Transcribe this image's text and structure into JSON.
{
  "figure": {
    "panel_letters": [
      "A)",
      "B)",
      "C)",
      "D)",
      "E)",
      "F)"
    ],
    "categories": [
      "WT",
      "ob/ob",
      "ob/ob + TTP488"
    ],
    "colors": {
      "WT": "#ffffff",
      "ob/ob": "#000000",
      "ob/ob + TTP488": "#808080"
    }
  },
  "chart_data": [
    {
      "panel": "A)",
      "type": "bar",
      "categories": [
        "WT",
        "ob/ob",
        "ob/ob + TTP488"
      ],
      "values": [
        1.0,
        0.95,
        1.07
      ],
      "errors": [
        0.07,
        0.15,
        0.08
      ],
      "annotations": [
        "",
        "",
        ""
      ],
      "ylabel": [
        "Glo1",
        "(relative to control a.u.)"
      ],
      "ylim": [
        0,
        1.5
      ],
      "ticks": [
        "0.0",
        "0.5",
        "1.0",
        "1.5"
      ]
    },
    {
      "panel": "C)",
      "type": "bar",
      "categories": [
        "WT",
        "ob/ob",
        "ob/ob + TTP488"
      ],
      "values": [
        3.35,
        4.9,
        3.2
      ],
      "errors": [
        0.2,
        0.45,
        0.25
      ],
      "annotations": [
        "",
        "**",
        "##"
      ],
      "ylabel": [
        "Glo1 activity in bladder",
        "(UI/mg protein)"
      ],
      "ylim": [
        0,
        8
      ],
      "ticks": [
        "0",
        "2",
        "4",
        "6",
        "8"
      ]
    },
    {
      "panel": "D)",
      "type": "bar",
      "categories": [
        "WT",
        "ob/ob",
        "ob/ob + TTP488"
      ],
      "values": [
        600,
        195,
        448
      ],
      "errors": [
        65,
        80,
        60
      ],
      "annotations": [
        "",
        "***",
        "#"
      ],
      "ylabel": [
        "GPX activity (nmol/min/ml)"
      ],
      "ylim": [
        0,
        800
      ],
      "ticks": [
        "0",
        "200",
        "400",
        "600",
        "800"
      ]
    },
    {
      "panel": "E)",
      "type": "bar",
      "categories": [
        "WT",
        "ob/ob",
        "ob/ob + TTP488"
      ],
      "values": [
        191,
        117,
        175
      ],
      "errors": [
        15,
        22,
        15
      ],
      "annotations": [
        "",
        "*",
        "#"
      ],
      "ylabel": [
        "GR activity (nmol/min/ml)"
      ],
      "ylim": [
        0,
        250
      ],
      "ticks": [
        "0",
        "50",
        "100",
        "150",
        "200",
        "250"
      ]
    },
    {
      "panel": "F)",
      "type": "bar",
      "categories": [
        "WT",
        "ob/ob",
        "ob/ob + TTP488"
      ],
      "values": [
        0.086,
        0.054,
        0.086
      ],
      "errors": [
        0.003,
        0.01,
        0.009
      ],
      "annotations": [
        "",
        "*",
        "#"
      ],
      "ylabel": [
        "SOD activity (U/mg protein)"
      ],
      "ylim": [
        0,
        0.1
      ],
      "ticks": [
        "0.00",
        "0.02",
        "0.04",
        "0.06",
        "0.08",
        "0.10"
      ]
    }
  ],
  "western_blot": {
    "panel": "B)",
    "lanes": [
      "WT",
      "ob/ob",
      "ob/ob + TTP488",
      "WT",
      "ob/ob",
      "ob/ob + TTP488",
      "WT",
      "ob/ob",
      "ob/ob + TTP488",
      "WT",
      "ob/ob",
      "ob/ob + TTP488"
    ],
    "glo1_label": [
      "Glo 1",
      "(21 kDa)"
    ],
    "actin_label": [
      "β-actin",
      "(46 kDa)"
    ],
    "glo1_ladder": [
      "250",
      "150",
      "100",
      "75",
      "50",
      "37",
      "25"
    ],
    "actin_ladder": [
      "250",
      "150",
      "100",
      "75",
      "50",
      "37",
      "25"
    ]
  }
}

··········

> EXERCISE BRIEF
Please state the number of lines in the listing that include the word "protein", with no other words.

> RESULT
2